§ **What you will do**
Each entry needs to be repeated exactly, with nothing added or removed.

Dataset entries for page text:

□ □ □ □

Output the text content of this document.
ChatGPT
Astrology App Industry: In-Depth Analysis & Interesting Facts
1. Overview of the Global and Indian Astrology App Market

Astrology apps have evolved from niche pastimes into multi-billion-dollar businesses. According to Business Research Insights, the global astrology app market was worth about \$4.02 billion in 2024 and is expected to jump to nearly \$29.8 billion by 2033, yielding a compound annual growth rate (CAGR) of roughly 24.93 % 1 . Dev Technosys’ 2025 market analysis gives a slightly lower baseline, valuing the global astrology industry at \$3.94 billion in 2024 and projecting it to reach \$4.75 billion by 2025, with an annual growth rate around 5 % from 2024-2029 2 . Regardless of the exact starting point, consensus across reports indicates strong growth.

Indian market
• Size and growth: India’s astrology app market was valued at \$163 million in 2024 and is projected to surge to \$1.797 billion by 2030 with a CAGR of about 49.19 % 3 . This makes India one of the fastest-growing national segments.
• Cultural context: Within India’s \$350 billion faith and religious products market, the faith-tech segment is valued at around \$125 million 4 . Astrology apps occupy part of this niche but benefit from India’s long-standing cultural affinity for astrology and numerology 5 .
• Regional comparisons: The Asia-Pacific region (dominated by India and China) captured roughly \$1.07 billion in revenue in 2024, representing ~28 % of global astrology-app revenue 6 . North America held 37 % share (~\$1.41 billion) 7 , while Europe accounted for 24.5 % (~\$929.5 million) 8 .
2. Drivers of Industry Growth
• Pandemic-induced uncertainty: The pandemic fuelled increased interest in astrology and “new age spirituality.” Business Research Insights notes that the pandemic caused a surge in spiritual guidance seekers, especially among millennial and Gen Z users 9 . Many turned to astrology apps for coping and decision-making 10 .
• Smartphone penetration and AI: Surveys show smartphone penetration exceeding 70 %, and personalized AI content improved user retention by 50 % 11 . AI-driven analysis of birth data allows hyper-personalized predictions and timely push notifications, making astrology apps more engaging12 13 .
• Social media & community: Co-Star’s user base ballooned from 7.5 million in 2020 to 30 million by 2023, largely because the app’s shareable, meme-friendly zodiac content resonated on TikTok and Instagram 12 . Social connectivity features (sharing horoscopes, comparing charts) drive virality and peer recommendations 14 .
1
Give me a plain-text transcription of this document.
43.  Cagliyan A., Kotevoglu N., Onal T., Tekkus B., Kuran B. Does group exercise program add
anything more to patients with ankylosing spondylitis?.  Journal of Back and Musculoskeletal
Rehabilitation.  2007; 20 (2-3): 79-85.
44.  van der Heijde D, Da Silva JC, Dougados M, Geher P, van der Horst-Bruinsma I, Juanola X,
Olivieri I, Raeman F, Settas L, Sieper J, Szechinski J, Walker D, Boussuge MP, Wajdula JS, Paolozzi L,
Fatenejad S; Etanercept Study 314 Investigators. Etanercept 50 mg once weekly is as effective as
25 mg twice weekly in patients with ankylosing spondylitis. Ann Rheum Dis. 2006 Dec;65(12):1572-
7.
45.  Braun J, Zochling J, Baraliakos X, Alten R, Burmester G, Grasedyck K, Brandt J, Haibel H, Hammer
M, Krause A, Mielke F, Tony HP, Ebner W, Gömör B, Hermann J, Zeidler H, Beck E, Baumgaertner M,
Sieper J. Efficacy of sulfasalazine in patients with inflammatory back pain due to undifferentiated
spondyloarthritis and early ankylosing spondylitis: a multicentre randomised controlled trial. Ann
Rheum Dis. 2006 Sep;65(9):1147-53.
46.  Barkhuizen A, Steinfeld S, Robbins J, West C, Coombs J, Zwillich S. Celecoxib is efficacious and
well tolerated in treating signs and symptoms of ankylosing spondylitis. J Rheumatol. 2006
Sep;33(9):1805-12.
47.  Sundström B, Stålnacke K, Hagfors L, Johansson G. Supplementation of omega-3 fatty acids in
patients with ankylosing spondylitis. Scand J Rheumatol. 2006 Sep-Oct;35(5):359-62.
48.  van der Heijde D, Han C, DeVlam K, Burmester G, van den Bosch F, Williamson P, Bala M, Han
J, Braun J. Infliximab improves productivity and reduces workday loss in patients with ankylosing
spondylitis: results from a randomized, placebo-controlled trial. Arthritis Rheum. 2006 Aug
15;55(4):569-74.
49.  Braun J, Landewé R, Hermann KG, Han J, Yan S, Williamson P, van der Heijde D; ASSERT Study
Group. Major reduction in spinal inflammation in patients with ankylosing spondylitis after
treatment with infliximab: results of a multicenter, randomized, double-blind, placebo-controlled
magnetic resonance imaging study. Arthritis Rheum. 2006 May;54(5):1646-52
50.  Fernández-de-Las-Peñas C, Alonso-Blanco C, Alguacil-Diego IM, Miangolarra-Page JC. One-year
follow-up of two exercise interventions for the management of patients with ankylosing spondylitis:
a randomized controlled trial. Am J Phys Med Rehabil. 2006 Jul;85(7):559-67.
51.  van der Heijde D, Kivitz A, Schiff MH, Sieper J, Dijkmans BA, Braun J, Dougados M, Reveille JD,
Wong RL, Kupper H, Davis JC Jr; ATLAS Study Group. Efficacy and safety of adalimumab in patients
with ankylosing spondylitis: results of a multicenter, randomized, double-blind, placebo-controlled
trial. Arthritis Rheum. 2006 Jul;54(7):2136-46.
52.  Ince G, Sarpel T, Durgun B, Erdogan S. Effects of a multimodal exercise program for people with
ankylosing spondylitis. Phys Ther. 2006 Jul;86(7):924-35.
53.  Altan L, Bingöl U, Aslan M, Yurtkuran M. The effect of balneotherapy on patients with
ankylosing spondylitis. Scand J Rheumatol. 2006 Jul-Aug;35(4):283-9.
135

□ □ □ □

§ **Exercise result**
Output the text content of this document.
ChatGPT
Astrology App Industry: In-Depth Analysis & Interesting Facts
1. Overview of the Global and Indian Astrology App Market

Astrology apps have evolved from niche pastimes into multi-billion-dollar businesses. According to Business Research Insights, the global astrology app market was worth about \$4.02 billion in 2024 and is expected to jump to nearly \$29.8 billion by 2033, yielding a compound annual growth rate (CAGR) of roughly 24.93 % 1 . Dev Technosys’ 2025 market analysis gives a slightly lower baseline, valuing the global astrology industry at \$3.94 billion in 2024 and projecting it to reach \$4.75 billion by 2025, with an annual growth rate around 5 % from 2024-2029 2 . Regardless of the exact starting point, consensus across reports indicates strong growth.

Indian market
• Size and growth: India’s astrology app market was valued at \$163 million in 2024 and is projected to surge to \$1.797 billion by 2030 with a CAGR of about 49.19 % 3 . This makes India one of the fastest-growing national segments.
• Cultural context: Within India’s \$350 billion faith and religious products market, the faith-tech segment is valued at around \$125 million 4 . Astrology apps occupy part of this niche but benefit from India’s long-standing cultural affinity for astrology and numerology 5 .
• Regional comparisons: The Asia-Pacific region (dominated by India and China) captured roughly \$1.07 billion in revenue in 2024, representing ~28 % of global astrology-app revenue 6 . North America held 37 % share (~\$1.41 billion) 7 , while Europe accounted for 24.5 % (~\$929.5 million) 8 .
2. Drivers of Industry Growth
• Pandemic-induced uncertainty: The pandemic fuelled increased interest in astrology and “new age spirituality.” Business Research Insights notes that the pandemic caused a surge in spiritual guidance seekers, especially among millennial and Gen Z users 9 . Many turned to astrology apps for coping and decision-making 10 .
• Smartphone penetration and AI: Surveys show smartphone penetration exceeding 70 %, and personalized AI content improved user retention by 50 % 11 . AI-driven analysis of birth data allows hyper-personalized predictions and timely push notifications, making astrology apps more engaging12 13 .
• Social media & community: Co-Star’s user base ballooned from 7.5 million in 2020 to 30 million by 2023, largely because the app’s shareable, meme-friendly zodiac content resonated on TikTok and Instagram 12 . Social connectivity features (sharing horoscopes, comparing charts) drive virality and peer recommendations 14 .
1
Give me a plain-text transcription of this document.
43.  Cagliyan A., Kotevoglu N., Onal T., Tekkus B., Kuran B. Does group exercise program add
anything more to patients with ankylosing spondylitis?.  Journal of Back and Musculoskeletal
Rehabilitation.  2007; 20 (2-3): 79-85.
44.  van der Heijde D, Da Silva JC, Dougados M, Geher P, van der Horst-Bruinsma I, Juanola X,
Olivieri I, Raeman F, Settas L, Sieper J, Szechinski J, Walker D, Boussuge MP, Wajdula JS, Paolozzi L,
Fatenejad S; Etanercept Study 314 Investigators. Etanercept 50 mg once weekly is as effective as
25 mg twice weekly in patients with ankylosing spondylitis. Ann Rheum Dis. 2006 Dec;65(12):1572-
7.
45.  Braun J, Zochling J, Baraliakos X, Alten R, Burmester G, Grasedyck K, Brandt J, Haibel H, Hammer
M, Krause A, Mielke F, Tony HP, Ebner W, Gömör B, Hermann J, Zeidler H, Beck E, Baumgaertner M,
Sieper J. Efficacy of sulfasalazine in patients with inflammatory back pain due to undifferentiated
spondyloarthritis and early ankylosing spondylitis: a multicentre randomised controlled trial. Ann
Rheum Dis. 2006 Sep;65(9):1147-53.
46.  Barkhuizen A, Steinfeld S, Robbins J, West C, Coombs J, Zwillich S. Celecoxib is efficacious and
well tolerated in treating signs and symptoms of ankylosing spondylitis. J Rheumatol. 2006
Sep;33(9):1805-12.
47.  Sundström B, Stålnacke K, Hagfors L, Johansson G. Supplementation of omega-3 fatty acids in
patients with ankylosing spondylitis. Scand J Rheumatol. 2006 Sep-Oct;35(5):359-62.
48.  van der Heijde D, Han C, DeVlam K, Burmester G, van den Bosch F, Williamson P, Bala M, Han
J, Braun J. Infliximab improves productivity and reduces workday loss in patients with ankylosing
spondylitis: results from a randomized, placebo-controlled trial. Arthritis Rheum. 2006 Aug
15;55(4):569-74.
49.  Braun J, Landewé R, Hermann KG, Han J, Yan S, Williamson P, van der Heijde D; ASSERT Study
Group. Major reduction in spinal inflammation in patients with ankylosing spondylitis after
treatment with infliximab: results of a multicenter, randomized, double-blind, placebo-controlled
magnetic resonance imaging study. Arthritis Rheum. 2006 May;54(5):1646-52
50.  Fernández-de-Las-Peñas C, Alonso-Blanco C, Alguacil-Diego IM, Miangolarra-Page JC. One-year
follow-up of two exercise interventions for the management of patients with ankylosing spondylitis:
a randomized controlled trial. Am J Phys Med Rehabil. 2006 Jul;85(7):559-67.
51.  van der Heijde D, Kivitz A, Schiff MH, Sieper J, Dijkmans BA, Braun J, Dougados M, Reveille JD,
Wong RL, Kupper H, Davis JC Jr; ATLAS Study Group. Efficacy and safety of adalimumab in patients
with ankylosing spondylitis: results of a multicenter, randomized, double-blind, placebo-controlled
trial. Arthritis Rheum. 2006 Jul;54(7):2136-46.
52.  Ince G, Sarpel T, Durgun B, Erdogan S. Effects of a multimodal exercise program for people with
ankylosing spondylitis. Phys Ther. 2006 Jul;86(7):924-35.
53.  Altan L, Bingöl U, Aslan M, Yurtkuran M. The effect of balneotherapy on patients with
ankylosing spondylitis. Scand J Rheumatol. 2006 Jul-Aug;35(4):283-9.
135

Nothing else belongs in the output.